Write out all records as given; omit images.

[Extracted data entries]
--- START ---

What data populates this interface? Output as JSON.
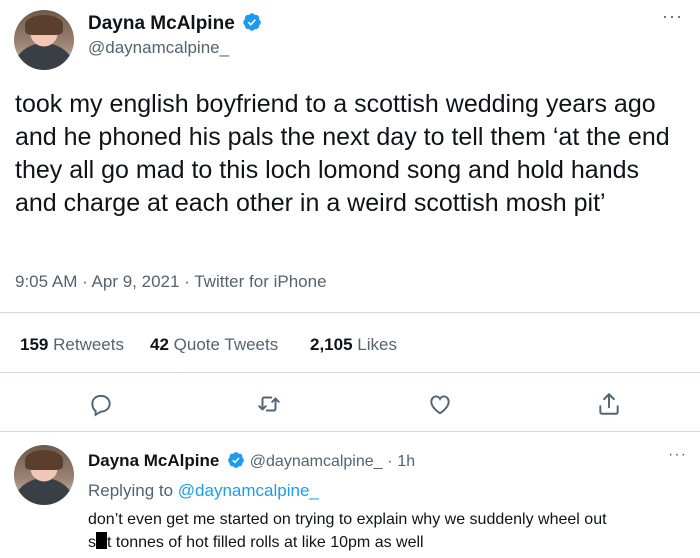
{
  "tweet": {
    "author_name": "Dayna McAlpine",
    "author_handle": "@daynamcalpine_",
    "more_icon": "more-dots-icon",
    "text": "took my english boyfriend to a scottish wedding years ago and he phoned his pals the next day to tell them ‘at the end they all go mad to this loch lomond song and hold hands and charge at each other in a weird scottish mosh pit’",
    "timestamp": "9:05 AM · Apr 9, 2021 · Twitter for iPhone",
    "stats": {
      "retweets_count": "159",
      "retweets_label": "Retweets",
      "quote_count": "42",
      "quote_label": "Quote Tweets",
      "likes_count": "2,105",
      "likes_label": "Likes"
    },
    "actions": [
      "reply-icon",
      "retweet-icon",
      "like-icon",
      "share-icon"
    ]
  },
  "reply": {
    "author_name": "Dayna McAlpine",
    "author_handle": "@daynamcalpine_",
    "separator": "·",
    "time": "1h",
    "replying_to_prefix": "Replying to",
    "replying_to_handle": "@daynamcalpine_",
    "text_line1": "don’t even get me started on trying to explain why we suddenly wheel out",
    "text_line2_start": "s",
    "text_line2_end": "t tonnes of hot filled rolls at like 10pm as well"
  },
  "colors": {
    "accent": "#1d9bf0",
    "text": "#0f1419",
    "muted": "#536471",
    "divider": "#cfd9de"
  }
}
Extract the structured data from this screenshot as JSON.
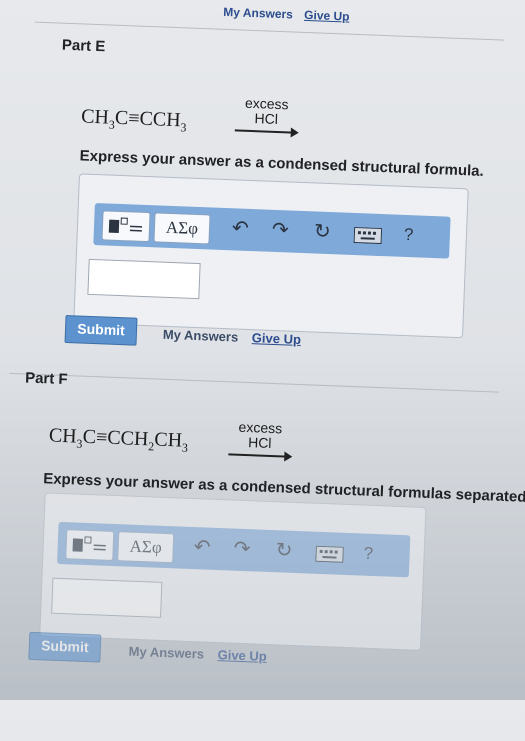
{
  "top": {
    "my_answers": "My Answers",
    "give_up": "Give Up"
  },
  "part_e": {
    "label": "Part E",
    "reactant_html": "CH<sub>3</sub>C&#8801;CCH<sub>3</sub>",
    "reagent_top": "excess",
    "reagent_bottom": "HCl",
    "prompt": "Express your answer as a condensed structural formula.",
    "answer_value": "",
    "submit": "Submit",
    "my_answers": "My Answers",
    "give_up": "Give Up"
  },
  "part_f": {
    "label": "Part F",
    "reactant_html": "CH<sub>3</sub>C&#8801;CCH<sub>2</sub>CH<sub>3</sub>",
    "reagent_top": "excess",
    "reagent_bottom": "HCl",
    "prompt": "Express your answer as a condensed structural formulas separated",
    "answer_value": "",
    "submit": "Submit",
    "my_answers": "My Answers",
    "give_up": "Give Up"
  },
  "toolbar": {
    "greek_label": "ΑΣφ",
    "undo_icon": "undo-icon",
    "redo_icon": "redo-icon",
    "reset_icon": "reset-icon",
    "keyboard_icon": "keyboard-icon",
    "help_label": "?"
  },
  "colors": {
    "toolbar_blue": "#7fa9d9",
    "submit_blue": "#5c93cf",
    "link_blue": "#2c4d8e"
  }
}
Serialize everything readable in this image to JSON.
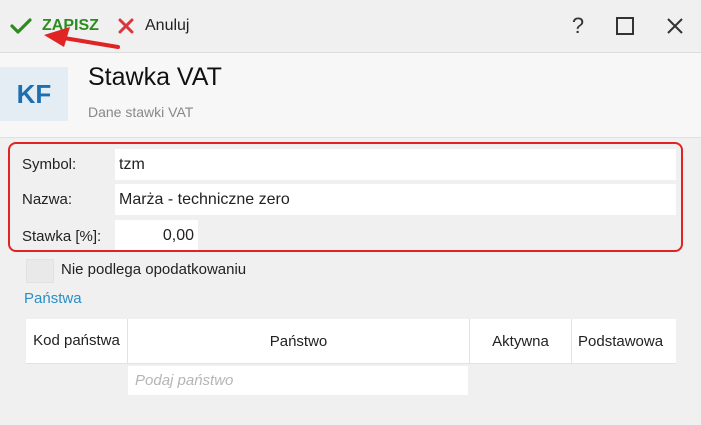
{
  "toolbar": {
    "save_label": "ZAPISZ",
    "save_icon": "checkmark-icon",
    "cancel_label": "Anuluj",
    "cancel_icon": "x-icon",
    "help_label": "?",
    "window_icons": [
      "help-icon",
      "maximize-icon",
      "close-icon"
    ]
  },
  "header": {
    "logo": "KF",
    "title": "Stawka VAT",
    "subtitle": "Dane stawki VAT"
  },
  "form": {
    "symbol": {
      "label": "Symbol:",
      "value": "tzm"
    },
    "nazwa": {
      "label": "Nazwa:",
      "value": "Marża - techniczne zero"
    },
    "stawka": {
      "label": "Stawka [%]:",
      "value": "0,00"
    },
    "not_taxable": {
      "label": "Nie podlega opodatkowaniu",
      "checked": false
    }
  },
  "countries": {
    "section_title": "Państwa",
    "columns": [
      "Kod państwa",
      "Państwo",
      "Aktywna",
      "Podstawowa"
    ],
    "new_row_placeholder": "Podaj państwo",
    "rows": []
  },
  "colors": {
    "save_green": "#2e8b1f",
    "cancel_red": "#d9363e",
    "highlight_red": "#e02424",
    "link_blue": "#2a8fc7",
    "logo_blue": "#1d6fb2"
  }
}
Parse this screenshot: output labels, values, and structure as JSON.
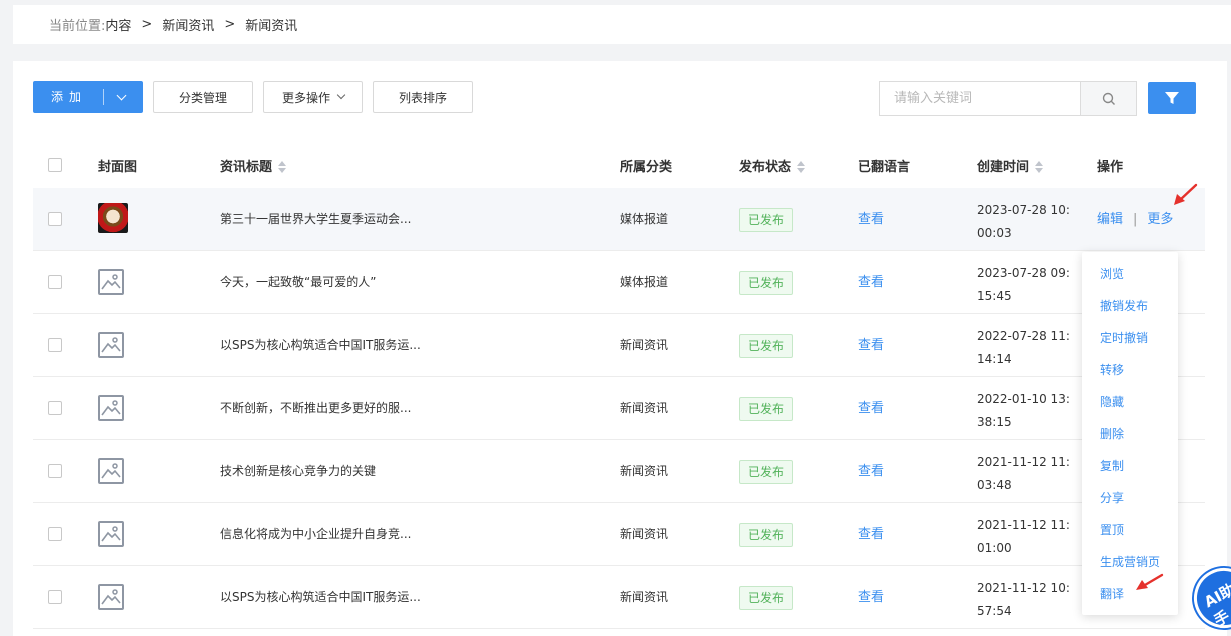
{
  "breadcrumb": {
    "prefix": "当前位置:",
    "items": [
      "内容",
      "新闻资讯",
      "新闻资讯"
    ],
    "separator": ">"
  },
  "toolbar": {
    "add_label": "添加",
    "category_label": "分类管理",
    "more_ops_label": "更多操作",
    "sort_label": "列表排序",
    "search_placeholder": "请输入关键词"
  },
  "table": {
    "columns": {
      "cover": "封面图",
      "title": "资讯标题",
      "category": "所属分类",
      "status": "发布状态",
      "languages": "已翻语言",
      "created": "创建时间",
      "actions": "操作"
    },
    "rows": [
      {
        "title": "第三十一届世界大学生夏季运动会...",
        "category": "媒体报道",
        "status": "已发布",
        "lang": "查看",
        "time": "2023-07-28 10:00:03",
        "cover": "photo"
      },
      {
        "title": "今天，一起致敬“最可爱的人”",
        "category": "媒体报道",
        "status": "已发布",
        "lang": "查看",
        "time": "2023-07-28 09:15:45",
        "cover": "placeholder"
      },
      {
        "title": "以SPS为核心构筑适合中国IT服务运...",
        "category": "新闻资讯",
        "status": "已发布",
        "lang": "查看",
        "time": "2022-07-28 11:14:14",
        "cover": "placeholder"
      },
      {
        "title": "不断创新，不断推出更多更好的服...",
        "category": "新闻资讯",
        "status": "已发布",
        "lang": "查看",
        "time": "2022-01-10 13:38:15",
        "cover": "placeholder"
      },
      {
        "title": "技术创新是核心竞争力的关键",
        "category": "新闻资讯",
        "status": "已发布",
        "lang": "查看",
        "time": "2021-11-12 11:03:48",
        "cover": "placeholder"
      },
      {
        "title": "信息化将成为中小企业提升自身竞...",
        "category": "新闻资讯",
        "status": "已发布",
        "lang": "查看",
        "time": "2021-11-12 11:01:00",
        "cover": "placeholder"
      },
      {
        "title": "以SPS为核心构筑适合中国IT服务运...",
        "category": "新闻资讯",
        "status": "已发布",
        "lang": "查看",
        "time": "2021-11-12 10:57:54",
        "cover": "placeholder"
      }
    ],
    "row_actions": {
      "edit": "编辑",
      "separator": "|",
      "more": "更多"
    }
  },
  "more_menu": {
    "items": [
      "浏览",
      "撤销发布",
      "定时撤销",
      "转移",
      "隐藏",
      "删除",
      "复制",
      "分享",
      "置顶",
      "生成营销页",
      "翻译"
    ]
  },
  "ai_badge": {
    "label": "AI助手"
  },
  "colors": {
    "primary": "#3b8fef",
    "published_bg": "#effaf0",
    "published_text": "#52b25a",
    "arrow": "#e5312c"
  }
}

--- END ---

» **REPLY**:
What data populates this interface? Output as JSON.
{
  "tweet": {
    "author_name": "Dayna McAlpine",
    "author_handle": "@daynamcalpine_",
    "more_icon": "more-dots-icon",
    "text": "took my english boyfriend to a scottish wedding years ago and he phoned his pals the next day to tell them ‘at the end they all go mad to this loch lomond song and hold hands and charge at each other in a weird scottish mosh pit’",
    "timestamp": "9:05 AM · Apr 9, 2021 · Twitter for iPhone",
    "stats": {
      "retweets_count": "159",
      "retweets_label": "Retweets",
      "quote_count": "42",
      "quote_label": "Quote Tweets",
      "likes_count": "2,105",
      "likes_label": "Likes"
    },
    "actions": [
      "reply-icon",
      "retweet-icon",
      "like-icon",
      "share-icon"
    ]
  },
  "reply": {
    "author_name": "Dayna McAlpine",
    "author_handle": "@daynamcalpine_",
    "separator": "·",
    "time": "1h",
    "replying_to_prefix": "Replying to",
    "replying_to_handle": "@daynamcalpine_",
    "text_line1": "don’t even get me started on trying to explain why we suddenly wheel out",
    "text_line2_start": "s",
    "text_line2_end": "t tonnes of hot filled rolls at like 10pm as well"
  },
  "colors": {
    "accent": "#1d9bf0",
    "text": "#0f1419",
    "muted": "#536471",
    "divider": "#cfd9de"
  }
}
Extract the structured data from this screenshot as JSON.
{
  "top": {
    "my_answers": "My Answers",
    "give_up": "Give Up"
  },
  "part_e": {
    "label": "Part E",
    "reactant_html": "CH<sub>3</sub>C&#8801;CCH<sub>3</sub>",
    "reagent_top": "excess",
    "reagent_bottom": "HCl",
    "prompt": "Express your answer as a condensed structural formula.",
    "answer_value": "",
    "submit": "Submit",
    "my_answers": "My Answers",
    "give_up": "Give Up"
  },
  "part_f": {
    "label": "Part F",
    "reactant_html": "CH<sub>3</sub>C&#8801;CCH<sub>2</sub>CH<sub>3</sub>",
    "reagent_top": "excess",
    "reagent_bottom": "HCl",
    "prompt": "Express your answer as a condensed structural formulas separated",
    "answer_value": "",
    "submit": "Submit",
    "my_answers": "My Answers",
    "give_up": "Give Up"
  },
  "toolbar": {
    "greek_label": "ΑΣφ",
    "undo_icon": "undo-icon",
    "redo_icon": "redo-icon",
    "reset_icon": "reset-icon",
    "keyboard_icon": "keyboard-icon",
    "help_label": "?"
  },
  "colors": {
    "toolbar_blue": "#7fa9d9",
    "submit_blue": "#5c93cf",
    "link_blue": "#2c4d8e"
  }
}
Serialize everything readable in this image to JSON.
{
  "toolbar": {
    "save_label": "ZAPISZ",
    "save_icon": "checkmark-icon",
    "cancel_label": "Anuluj",
    "cancel_icon": "x-icon",
    "help_label": "?",
    "window_icons": [
      "help-icon",
      "maximize-icon",
      "close-icon"
    ]
  },
  "header": {
    "logo": "KF",
    "title": "Stawka VAT",
    "subtitle": "Dane stawki VAT"
  },
  "form": {
    "symbol": {
      "label": "Symbol:",
      "value": "tzm"
    },
    "nazwa": {
      "label": "Nazwa:",
      "value": "Marża - techniczne zero"
    },
    "stawka": {
      "label": "Stawka [%]:",
      "value": "0,00"
    },
    "not_taxable": {
      "label": "Nie podlega opodatkowaniu",
      "checked": false
    }
  },
  "countries": {
    "section_title": "Państwa",
    "columns": [
      "Kod państwa",
      "Państwo",
      "Aktywna",
      "Podstawowa"
    ],
    "new_row_placeholder": "Podaj państwo",
    "rows": []
  },
  "colors": {
    "save_green": "#2e8b1f",
    "cancel_red": "#d9363e",
    "highlight_red": "#e02424",
    "link_blue": "#2a8fc7",
    "logo_blue": "#1d6fb2"
  }
}
Parse this screenshot: output labels, values, and structure as JSON.
{
  "breadcrumb": {
    "prefix": "当前位置:",
    "items": [
      "内容",
      "新闻资讯",
      "新闻资讯"
    ],
    "separator": ">"
  },
  "toolbar": {
    "add_label": "添加",
    "category_label": "分类管理",
    "more_ops_label": "更多操作",
    "sort_label": "列表排序",
    "search_placeholder": "请输入关键词"
  },
  "table": {
    "columns": {
      "cover": "封面图",
      "title": "资讯标题",
      "category": "所属分类",
      "status": "发布状态",
      "languages": "已翻语言",
      "created": "创建时间",
      "actions": "操作"
    },
    "rows": [
      {
        "title": "第三十一届世界大学生夏季运动会...",
        "category": "媒体报道",
        "status": "已发布",
        "lang": "查看",
        "time": "2023-07-28 10:00:03",
        "cover": "photo"
      },
      {
        "title": "今天，一起致敬“最可爱的人”",
        "category": "媒体报道",
        "status": "已发布",
        "lang": "查看",
        "time": "2023-07-28 09:15:45",
        "cover": "placeholder"
      },
      {
        "title": "以SPS为核心构筑适合中国IT服务运...",
        "category": "新闻资讯",
        "status": "已发布",
        "lang": "查看",
        "time": "2022-07-28 11:14:14",
        "cover": "placeholder"
      },
      {
        "title": "不断创新，不断推出更多更好的服...",
        "category": "新闻资讯",
        "status": "已发布",
        "lang": "查看",
        "time": "2022-01-10 13:38:15",
        "cover": "placeholder"
      },
      {
        "title": "技术创新是核心竞争力的关键",
        "category": "新闻资讯",
        "status": "已发布",
        "lang": "查看",
        "time": "2021-11-12 11:03:48",
        "cover": "placeholder"
      },
      {
        "title": "信息化将成为中小企业提升自身竞...",
        "category": "新闻资讯",
        "status": "已发布",
        "lang": "查看",
        "time": "2021-11-12 11:01:00",
        "cover": "placeholder"
      },
      {
        "title": "以SPS为核心构筑适合中国IT服务运...",
        "category": "新闻资讯",
        "status": "已发布",
        "lang": "查看",
        "time": "2021-11-12 10:57:54",
        "cover": "placeholder"
      }
    ],
    "row_actions": {
      "edit": "编辑",
      "separator": "|",
      "more": "更多"
    }
  },
  "more_menu": {
    "items": [
      "浏览",
      "撤销发布",
      "定时撤销",
      "转移",
      "隐藏",
      "删除",
      "复制",
      "分享",
      "置顶",
      "生成营销页",
      "翻译"
    ]
  },
  "ai_badge": {
    "label": "AI助手"
  },
  "colors": {
    "primary": "#3b8fef",
    "published_bg": "#effaf0",
    "published_text": "#52b25a",
    "arrow": "#e5312c"
  }
}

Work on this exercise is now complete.